→ **SHORT EXERCISE**:
Copy down all of the data underneath, exactly as shown.

━━━ DATASET EXTRACT

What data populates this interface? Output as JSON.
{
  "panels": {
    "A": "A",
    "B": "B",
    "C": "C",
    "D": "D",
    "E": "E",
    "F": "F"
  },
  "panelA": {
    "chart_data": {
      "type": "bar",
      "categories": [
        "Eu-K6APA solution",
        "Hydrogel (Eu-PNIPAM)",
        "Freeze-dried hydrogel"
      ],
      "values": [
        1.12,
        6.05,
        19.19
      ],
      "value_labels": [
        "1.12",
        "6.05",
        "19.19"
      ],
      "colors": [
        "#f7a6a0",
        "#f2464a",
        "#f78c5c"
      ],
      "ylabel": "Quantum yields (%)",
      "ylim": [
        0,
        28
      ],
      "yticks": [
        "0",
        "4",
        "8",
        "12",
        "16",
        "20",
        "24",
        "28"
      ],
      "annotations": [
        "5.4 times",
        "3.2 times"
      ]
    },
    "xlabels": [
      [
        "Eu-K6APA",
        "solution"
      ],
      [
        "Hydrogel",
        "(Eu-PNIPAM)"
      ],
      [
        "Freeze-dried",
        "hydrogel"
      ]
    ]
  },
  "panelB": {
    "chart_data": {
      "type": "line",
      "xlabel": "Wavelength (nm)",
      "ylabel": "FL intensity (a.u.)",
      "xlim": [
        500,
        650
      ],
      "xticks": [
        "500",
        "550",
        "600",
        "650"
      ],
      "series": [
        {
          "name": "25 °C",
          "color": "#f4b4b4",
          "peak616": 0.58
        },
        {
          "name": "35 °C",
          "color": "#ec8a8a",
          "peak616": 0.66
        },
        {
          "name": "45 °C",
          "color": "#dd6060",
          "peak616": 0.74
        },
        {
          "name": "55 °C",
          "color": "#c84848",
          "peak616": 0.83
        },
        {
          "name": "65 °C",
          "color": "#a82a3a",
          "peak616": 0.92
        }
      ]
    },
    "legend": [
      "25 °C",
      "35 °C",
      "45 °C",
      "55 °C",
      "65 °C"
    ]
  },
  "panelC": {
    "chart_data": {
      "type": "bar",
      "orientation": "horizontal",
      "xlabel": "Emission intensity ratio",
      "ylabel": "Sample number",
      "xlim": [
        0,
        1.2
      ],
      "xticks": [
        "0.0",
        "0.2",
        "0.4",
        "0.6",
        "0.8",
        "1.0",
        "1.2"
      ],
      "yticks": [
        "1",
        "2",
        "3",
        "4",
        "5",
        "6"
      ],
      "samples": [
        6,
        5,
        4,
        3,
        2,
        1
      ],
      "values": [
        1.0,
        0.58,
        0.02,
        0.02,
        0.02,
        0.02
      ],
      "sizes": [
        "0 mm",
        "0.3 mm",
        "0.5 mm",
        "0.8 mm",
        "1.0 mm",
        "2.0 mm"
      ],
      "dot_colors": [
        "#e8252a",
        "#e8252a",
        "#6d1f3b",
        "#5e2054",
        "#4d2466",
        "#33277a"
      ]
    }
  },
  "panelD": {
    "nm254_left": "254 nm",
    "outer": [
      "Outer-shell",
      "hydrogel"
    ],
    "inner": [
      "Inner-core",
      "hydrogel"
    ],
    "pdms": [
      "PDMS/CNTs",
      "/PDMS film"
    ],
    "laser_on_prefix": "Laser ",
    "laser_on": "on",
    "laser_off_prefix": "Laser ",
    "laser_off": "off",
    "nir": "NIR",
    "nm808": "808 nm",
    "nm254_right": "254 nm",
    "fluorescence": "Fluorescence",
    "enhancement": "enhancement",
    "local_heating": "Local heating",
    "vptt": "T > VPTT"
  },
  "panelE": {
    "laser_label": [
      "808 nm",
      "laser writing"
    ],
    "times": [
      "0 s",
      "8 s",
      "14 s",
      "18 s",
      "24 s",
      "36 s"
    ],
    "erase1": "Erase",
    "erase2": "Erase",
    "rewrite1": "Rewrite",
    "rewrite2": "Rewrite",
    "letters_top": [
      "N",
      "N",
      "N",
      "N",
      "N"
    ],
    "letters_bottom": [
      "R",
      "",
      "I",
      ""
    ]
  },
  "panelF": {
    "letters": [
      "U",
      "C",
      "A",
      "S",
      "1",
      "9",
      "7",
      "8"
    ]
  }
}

━━━━━━

→ **SOLUTION**:
What data populates this interface? Output as JSON.
{
  "panels": {
    "A": "A",
    "B": "B",
    "C": "C",
    "D": "D",
    "E": "E",
    "F": "F"
  },
  "panelA": {
    "chart_data": {
      "type": "bar",
      "categories": [
        "Eu-K6APA solution",
        "Hydrogel (Eu-PNIPAM)",
        "Freeze-dried hydrogel"
      ],
      "values": [
        1.12,
        6.05,
        19.19
      ],
      "value_labels": [
        "1.12",
        "6.05",
        "19.19"
      ],
      "colors": [
        "#f7a6a0",
        "#f2464a",
        "#f78c5c"
      ],
      "ylabel": "Quantum yields (%)",
      "ylim": [
        0,
        28
      ],
      "yticks": [
        "0",
        "4",
        "8",
        "12",
        "16",
        "20",
        "24",
        "28"
      ],
      "annotations": [
        "5.4 times",
        "3.2 times"
      ]
    },
    "xlabels": [
      [
        "Eu-K6APA",
        "solution"
      ],
      [
        "Hydrogel",
        "(Eu-PNIPAM)"
      ],
      [
        "Freeze-dried",
        "hydrogel"
      ]
    ]
  },
  "panelB": {
    "chart_data": {
      "type": "line",
      "xlabel": "Wavelength (nm)",
      "ylabel": "FL intensity (a.u.)",
      "xlim": [
        500,
        650
      ],
      "xticks": [
        "500",
        "550",
        "600",
        "650"
      ],
      "series": [
        {
          "name": "25 °C",
          "color": "#f4b4b4",
          "peak616": 0.58
        },
        {
          "name": "35 °C",
          "color": "#ec8a8a",
          "peak616": 0.66
        },
        {
          "name": "45 °C",
          "color": "#dd6060",
          "peak616": 0.74
        },
        {
          "name": "55 °C",
          "color": "#c84848",
          "peak616": 0.83
        },
        {
          "name": "65 °C",
          "color": "#a82a3a",
          "peak616": 0.92
        }
      ]
    },
    "legend": [
      "25 °C",
      "35 °C",
      "45 °C",
      "55 °C",
      "65 °C"
    ]
  },
  "panelC": {
    "chart_data": {
      "type": "bar",
      "orientation": "horizontal",
      "xlabel": "Emission intensity ratio",
      "ylabel": "Sample number",
      "xlim": [
        0,
        1.2
      ],
      "xticks": [
        "0.0",
        "0.2",
        "0.4",
        "0.6",
        "0.8",
        "1.0",
        "1.2"
      ],
      "yticks": [
        "1",
        "2",
        "3",
        "4",
        "5",
        "6"
      ],
      "samples": [
        6,
        5,
        4,
        3,
        2,
        1
      ],
      "values": [
        1.0,
        0.58,
        0.02,
        0.02,
        0.02,
        0.02
      ],
      "sizes": [
        "0 mm",
        "0.3 mm",
        "0.5 mm",
        "0.8 mm",
        "1.0 mm",
        "2.0 mm"
      ],
      "dot_colors": [
        "#e8252a",
        "#e8252a",
        "#6d1f3b",
        "#5e2054",
        "#4d2466",
        "#33277a"
      ]
    }
  },
  "panelD": {
    "nm254_left": "254 nm",
    "outer": [
      "Outer-shell",
      "hydrogel"
    ],
    "inner": [
      "Inner-core",
      "hydrogel"
    ],
    "pdms": [
      "PDMS/CNTs",
      "/PDMS film"
    ],
    "laser_on_prefix": "Laser ",
    "laser_on": "on",
    "laser_off_prefix": "Laser ",
    "laser_off": "off",
    "nir": "NIR",
    "nm808": "808 nm",
    "nm254_right": "254 nm",
    "fluorescence": "Fluorescence",
    "enhancement": "enhancement",
    "local_heating": "Local heating",
    "vptt": "T > VPTT"
  },
  "panelE": {
    "laser_label": [
      "808 nm",
      "laser writing"
    ],
    "times": [
      "0 s",
      "8 s",
      "14 s",
      "18 s",
      "24 s",
      "36 s"
    ],
    "erase1": "Erase",
    "erase2": "Erase",
    "rewrite1": "Rewrite",
    "rewrite2": "Rewrite",
    "letters_top": [
      "N",
      "N",
      "N",
      "N",
      "N"
    ],
    "letters_bottom": [
      "R",
      "",
      "I",
      ""
    ]
  },
  "panelF": {
    "letters": [
      "U",
      "C",
      "A",
      "S",
      "1",
      "9",
      "7",
      "8"
    ]
  }
}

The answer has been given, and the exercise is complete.